Copy out all lines of the records in which the word "تاریخ" appears.
+===+
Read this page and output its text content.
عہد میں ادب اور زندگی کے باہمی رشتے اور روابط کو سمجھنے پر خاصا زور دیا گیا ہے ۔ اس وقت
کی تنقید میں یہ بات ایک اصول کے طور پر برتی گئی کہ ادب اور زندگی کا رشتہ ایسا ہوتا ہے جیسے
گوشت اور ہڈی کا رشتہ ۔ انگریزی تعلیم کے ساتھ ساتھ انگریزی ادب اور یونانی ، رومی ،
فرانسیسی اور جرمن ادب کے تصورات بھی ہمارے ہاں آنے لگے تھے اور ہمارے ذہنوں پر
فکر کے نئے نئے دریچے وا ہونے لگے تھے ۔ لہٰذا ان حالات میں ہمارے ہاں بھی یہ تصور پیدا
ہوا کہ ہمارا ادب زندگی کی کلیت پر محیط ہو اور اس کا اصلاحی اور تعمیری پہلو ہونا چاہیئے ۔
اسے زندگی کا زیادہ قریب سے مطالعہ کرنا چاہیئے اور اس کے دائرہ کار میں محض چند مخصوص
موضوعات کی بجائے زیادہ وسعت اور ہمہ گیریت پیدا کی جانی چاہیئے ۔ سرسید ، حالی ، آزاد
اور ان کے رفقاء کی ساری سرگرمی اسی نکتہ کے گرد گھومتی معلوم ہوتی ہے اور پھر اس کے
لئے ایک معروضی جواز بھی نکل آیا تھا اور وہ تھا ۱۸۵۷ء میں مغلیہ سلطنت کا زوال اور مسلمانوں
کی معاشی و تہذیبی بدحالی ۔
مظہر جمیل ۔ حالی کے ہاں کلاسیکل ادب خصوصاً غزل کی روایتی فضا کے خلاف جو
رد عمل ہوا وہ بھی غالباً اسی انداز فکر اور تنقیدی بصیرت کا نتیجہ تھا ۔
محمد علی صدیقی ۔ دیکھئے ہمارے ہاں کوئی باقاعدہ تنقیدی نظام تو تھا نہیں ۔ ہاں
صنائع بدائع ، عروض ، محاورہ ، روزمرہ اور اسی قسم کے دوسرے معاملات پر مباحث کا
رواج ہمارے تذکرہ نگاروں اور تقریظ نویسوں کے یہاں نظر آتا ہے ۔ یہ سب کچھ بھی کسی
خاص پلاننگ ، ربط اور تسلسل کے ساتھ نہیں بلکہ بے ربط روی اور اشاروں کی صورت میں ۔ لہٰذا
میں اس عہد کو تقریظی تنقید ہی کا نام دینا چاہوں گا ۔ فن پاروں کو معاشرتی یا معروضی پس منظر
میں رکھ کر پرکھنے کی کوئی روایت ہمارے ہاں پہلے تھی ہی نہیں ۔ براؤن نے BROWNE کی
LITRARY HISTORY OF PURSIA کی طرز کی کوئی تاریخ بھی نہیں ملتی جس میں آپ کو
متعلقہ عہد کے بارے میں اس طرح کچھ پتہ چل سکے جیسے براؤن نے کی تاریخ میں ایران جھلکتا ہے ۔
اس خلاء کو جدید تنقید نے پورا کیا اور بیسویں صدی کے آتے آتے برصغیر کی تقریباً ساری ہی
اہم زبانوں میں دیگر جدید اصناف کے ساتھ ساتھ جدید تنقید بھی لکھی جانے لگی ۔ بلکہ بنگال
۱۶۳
+===+
(Task response)
LITRARY HISTORY OF PURSIA کی طرز کی کوئی تاریخ بھی نہیں ملتی جس میں آپ کو
متعلقہ عہد کے بارے میں اس طرح کچھ پتہ چل سکے جیسے براؤن نے کی تاریخ میں ایران جھلکتا ہے ۔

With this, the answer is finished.